Which lines below hold the word "icon"? Report each one.

* begin *

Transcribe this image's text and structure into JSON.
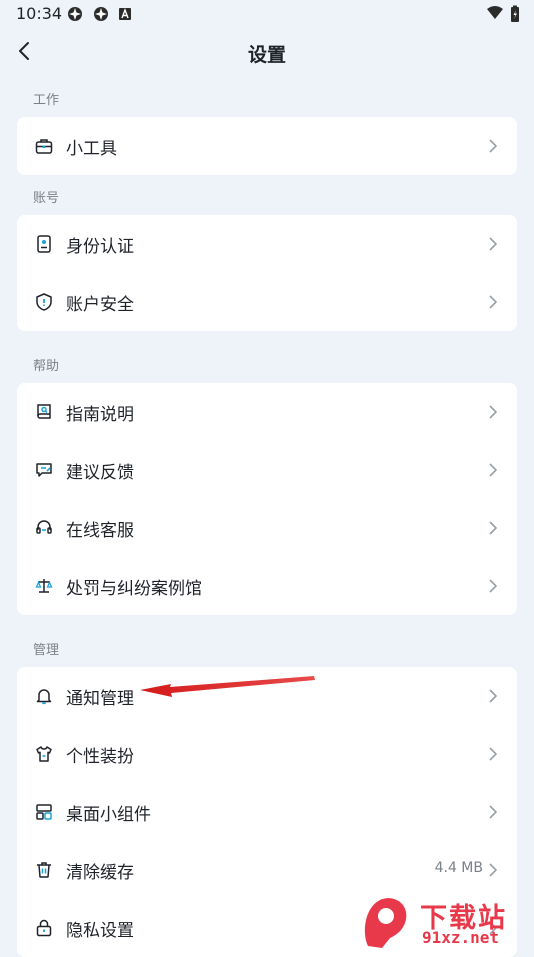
{
  "status_bar": {
    "time": "10:34"
  },
  "header": {
    "title": "设置"
  },
  "sections": [
    {
      "label": "工作",
      "items": [
        {
          "label": "小工具",
          "icon": "toolbox-icon"
        }
      ]
    },
    {
      "label": "账号",
      "items": [
        {
          "label": "身份认证",
          "icon": "id-card-icon"
        },
        {
          "label": "账户安全",
          "icon": "shield-icon"
        }
      ]
    },
    {
      "label": "帮助",
      "items": [
        {
          "label": "指南说明",
          "icon": "guide-book-icon"
        },
        {
          "label": "建议反馈",
          "icon": "feedback-icon"
        },
        {
          "label": "在线客服",
          "icon": "headset-icon"
        },
        {
          "label": "处罚与纠纷案例馆",
          "icon": "scales-icon"
        }
      ]
    },
    {
      "label": "管理",
      "items": [
        {
          "label": "通知管理",
          "icon": "bell-icon"
        },
        {
          "label": "个性装扮",
          "icon": "tshirt-icon"
        },
        {
          "label": "桌面小组件",
          "icon": "widgets-icon"
        },
        {
          "label": "清除缓存",
          "icon": "trash-icon",
          "value": "4.4 MB"
        },
        {
          "label": "隐私设置",
          "icon": "lock-icon"
        }
      ]
    }
  ],
  "watermark": {
    "logo_text": "9",
    "brand_text": "下载站",
    "url_text": "91xz.net"
  },
  "colors": {
    "background": "#eef3f9",
    "card": "#ffffff",
    "annotation_arrow": "#e02020",
    "watermark": "#e8394b"
  }
}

* end *

▸ Solution:
          "icon": "toolbox-icon"
          "icon": "id-card-icon"
          "icon": "shield-icon"
          "icon": "guide-book-icon"
          "icon": "feedback-icon"
          "icon": "headset-icon"
          "icon": "scales-icon"
          "icon": "bell-icon"
          "icon": "tshirt-icon"
          "icon": "widgets-icon"
          "icon": "trash-icon",
          "icon": "lock-icon"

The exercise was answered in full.